>> START Listing

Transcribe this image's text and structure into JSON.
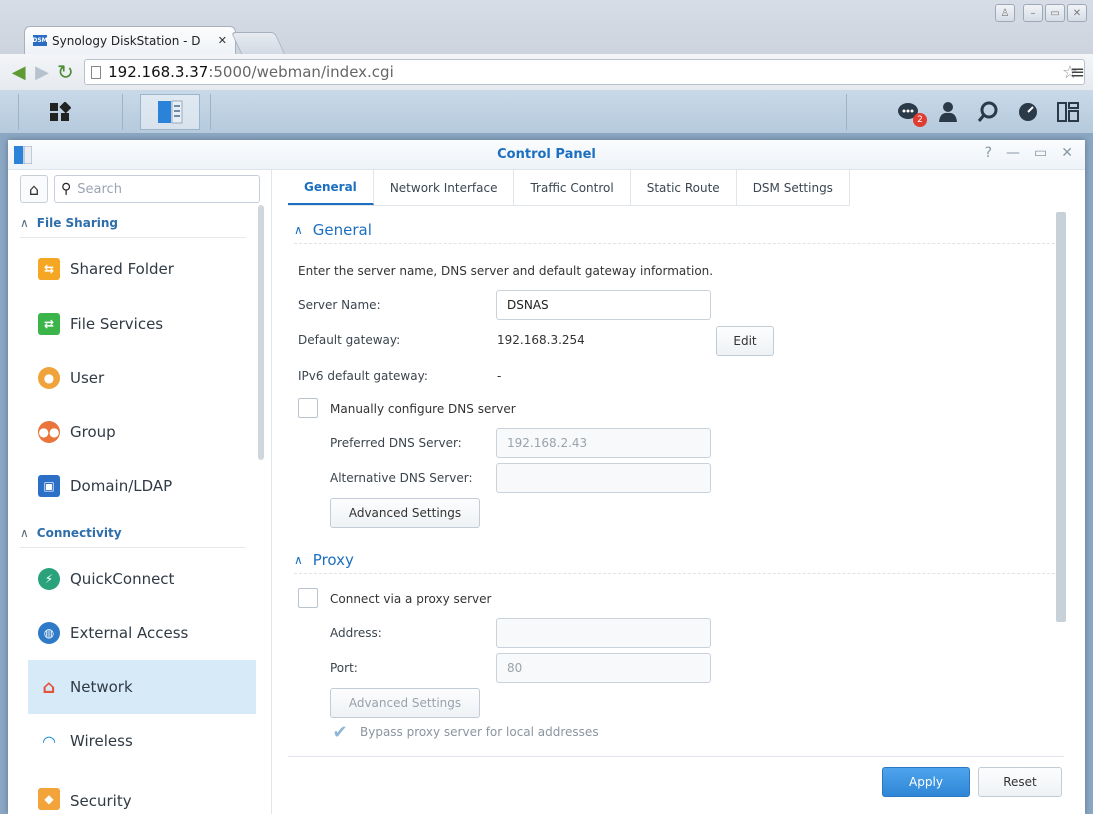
{
  "browser": {
    "tab_title": "Synology DiskStation - D",
    "favicon_text": "DSM",
    "url_host": "192.168.3.37",
    "url_rest": ":5000/webman/index.cgi"
  },
  "taskbar": {
    "notification_count": "2"
  },
  "window": {
    "title": "Control Panel"
  },
  "sidebar": {
    "search_placeholder": "Search",
    "sections": [
      {
        "label": "File Sharing"
      },
      {
        "label": "Connectivity"
      }
    ],
    "items": [
      {
        "label": "Shared Folder",
        "icon": "shared-folder-icon",
        "color": "#f5a623"
      },
      {
        "label": "File Services",
        "icon": "file-services-icon",
        "color": "#3bb54a"
      },
      {
        "label": "User",
        "icon": "user-icon",
        "color": "#f0a33a"
      },
      {
        "label": "Group",
        "icon": "group-icon",
        "color": "#e9753b"
      },
      {
        "label": "Domain/LDAP",
        "icon": "domain-ldap-icon",
        "color": "#2b6fc6"
      },
      {
        "label": "QuickConnect",
        "icon": "quickconnect-icon",
        "color": "#2aa27b"
      },
      {
        "label": "External Access",
        "icon": "globe-icon",
        "color": "#2e7ac7"
      },
      {
        "label": "Network",
        "icon": "network-house-icon",
        "color": "#e2543b",
        "active": true
      },
      {
        "label": "Wireless",
        "icon": "wifi-icon",
        "color": "#1a8fd6"
      },
      {
        "label": "Security",
        "icon": "shield-icon",
        "color": "#f2a33a"
      }
    ]
  },
  "tabs": [
    "General",
    "Network Interface",
    "Traffic Control",
    "Static Route",
    "DSM Settings"
  ],
  "general": {
    "heading": "General",
    "description": "Enter the server name, DNS server and default gateway information.",
    "server_name_label": "Server Name:",
    "server_name_value": "DSNAS",
    "gateway_label": "Default gateway:",
    "gateway_value": "192.168.3.254",
    "edit_label": "Edit",
    "ipv6_label": "IPv6 default gateway:",
    "ipv6_value": "-",
    "manual_dns_label": "Manually configure DNS server",
    "preferred_dns_label": "Preferred DNS Server:",
    "preferred_dns_value": "192.168.2.43",
    "alternative_dns_label": "Alternative DNS Server:",
    "alternative_dns_value": "",
    "advanced_label": "Advanced Settings"
  },
  "proxy": {
    "heading": "Proxy",
    "connect_label": "Connect via a proxy server",
    "address_label": "Address:",
    "address_value": "",
    "port_label": "Port:",
    "port_value": "80",
    "advanced_label": "Advanced Settings",
    "bypass_label": "Bypass proxy server for local addresses"
  },
  "footer": {
    "apply_label": "Apply",
    "reset_label": "Reset"
  },
  "colors": {
    "accent": "#1c6fc0",
    "apply": "#3a93de",
    "active_row": "#d6eaf8"
  }
}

>> END Listing

**Exercise directions:** Transcribe the full listing character for character. Pictures are excluded.

**Solution:**
Transcribe this image's text and structure into JSON.
{
  "browser": {
    "tab_title": "Synology DiskStation - D",
    "favicon_text": "DSM",
    "url_host": "192.168.3.37",
    "url_rest": ":5000/webman/index.cgi"
  },
  "taskbar": {
    "notification_count": "2"
  },
  "window": {
    "title": "Control Panel"
  },
  "sidebar": {
    "search_placeholder": "Search",
    "sections": [
      {
        "label": "File Sharing"
      },
      {
        "label": "Connectivity"
      }
    ],
    "items": [
      {
        "label": "Shared Folder",
        "icon": "shared-folder-icon",
        "color": "#f5a623"
      },
      {
        "label": "File Services",
        "icon": "file-services-icon",
        "color": "#3bb54a"
      },
      {
        "label": "User",
        "icon": "user-icon",
        "color": "#f0a33a"
      },
      {
        "label": "Group",
        "icon": "group-icon",
        "color": "#e9753b"
      },
      {
        "label": "Domain/LDAP",
        "icon": "domain-ldap-icon",
        "color": "#2b6fc6"
      },
      {
        "label": "QuickConnect",
        "icon": "quickconnect-icon",
        "color": "#2aa27b"
      },
      {
        "label": "External Access",
        "icon": "globe-icon",
        "color": "#2e7ac7"
      },
      {
        "label": "Network",
        "icon": "network-house-icon",
        "color": "#e2543b",
        "active": true
      },
      {
        "label": "Wireless",
        "icon": "wifi-icon",
        "color": "#1a8fd6"
      },
      {
        "label": "Security",
        "icon": "shield-icon",
        "color": "#f2a33a"
      }
    ]
  },
  "tabs": [
    "General",
    "Network Interface",
    "Traffic Control",
    "Static Route",
    "DSM Settings"
  ],
  "general": {
    "heading": "General",
    "description": "Enter the server name, DNS server and default gateway information.",
    "server_name_label": "Server Name:",
    "server_name_value": "DSNAS",
    "gateway_label": "Default gateway:",
    "gateway_value": "192.168.3.254",
    "edit_label": "Edit",
    "ipv6_label": "IPv6 default gateway:",
    "ipv6_value": "-",
    "manual_dns_label": "Manually configure DNS server",
    "preferred_dns_label": "Preferred DNS Server:",
    "preferred_dns_value": "192.168.2.43",
    "alternative_dns_label": "Alternative DNS Server:",
    "alternative_dns_value": "",
    "advanced_label": "Advanced Settings"
  },
  "proxy": {
    "heading": "Proxy",
    "connect_label": "Connect via a proxy server",
    "address_label": "Address:",
    "address_value": "",
    "port_label": "Port:",
    "port_value": "80",
    "advanced_label": "Advanced Settings",
    "bypass_label": "Bypass proxy server for local addresses"
  },
  "footer": {
    "apply_label": "Apply",
    "reset_label": "Reset"
  },
  "colors": {
    "accent": "#1c6fc0",
    "apply": "#3a93de",
    "active_row": "#d6eaf8"
  }
}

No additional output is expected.